*Page*.

In 3D this is complicated by the fact that tangents and normals transform differently from vertices. But, this was already addressed in 0.7 by pairing each transform with a differential function, and using shader fu to compose it. So this all just keeps working.

Another neat thing is how this works with instancing. There is now an <Instances> component, which is exactly like <Mesh>, except that it gives you a dynamic <Instance> to copy/paste via a render prop:

   render={(Instance) => (<>
     <Instance position={[1, 2, 3]} />
     <Instance position={[3, 4, 5]} />

As you might expect, it will gather the transforms of all instances, stuff all of them into a single buffer, and then render them all with a single draw call. The neat part is this: you can still wrap individual <Instance> components in as many <Node> levels as you like. Because all <Instance> does is pass its matrix transform back up the tree to the parent it belongs to.

instance capture

This is done using Live captures, which are React context providers in reverse. It doesn't violate one-way data flow, because captures will only run after all the children have finished running. Captures already worked previously, the semantics were just extended and formalized in 0.8 to allow this to compose with other reduction mechanisms.

*Goal*.
In the passage on instancing, what does an <Instance> component pass back up the tree to its parent? Rely only on the passage on instancing for your answer.

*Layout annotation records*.
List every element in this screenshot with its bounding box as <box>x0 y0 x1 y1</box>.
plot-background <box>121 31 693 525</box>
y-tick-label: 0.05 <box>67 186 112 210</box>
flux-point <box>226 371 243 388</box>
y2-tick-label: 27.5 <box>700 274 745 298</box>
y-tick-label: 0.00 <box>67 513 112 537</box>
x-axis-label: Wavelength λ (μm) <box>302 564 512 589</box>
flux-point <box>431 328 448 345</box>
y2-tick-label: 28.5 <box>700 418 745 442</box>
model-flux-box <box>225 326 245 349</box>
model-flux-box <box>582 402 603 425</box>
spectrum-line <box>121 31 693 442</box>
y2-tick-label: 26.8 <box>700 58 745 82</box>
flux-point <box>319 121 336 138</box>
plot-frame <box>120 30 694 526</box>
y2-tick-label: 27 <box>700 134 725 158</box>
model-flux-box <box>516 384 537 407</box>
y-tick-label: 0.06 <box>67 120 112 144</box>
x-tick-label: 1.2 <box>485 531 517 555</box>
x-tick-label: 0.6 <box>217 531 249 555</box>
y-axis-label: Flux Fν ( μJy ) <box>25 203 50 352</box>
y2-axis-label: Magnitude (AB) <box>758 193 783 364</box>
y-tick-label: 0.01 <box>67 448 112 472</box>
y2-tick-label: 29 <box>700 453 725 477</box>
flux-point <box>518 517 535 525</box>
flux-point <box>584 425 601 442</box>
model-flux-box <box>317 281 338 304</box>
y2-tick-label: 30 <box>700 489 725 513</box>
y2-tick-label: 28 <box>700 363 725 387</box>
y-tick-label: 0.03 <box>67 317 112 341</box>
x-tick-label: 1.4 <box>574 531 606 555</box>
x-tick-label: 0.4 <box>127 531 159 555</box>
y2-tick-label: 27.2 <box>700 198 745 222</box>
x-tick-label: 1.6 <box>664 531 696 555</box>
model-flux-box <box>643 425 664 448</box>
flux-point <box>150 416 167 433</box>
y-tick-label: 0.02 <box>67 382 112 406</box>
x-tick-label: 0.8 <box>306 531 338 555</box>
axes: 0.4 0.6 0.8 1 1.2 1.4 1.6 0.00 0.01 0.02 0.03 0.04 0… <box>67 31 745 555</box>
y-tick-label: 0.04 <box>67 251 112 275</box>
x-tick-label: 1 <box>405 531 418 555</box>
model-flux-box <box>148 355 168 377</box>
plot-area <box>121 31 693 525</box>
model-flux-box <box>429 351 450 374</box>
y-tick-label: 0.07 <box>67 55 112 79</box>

*Result of the exercise*.
It passes its matrix transform back up the tree to the parent it belongs to.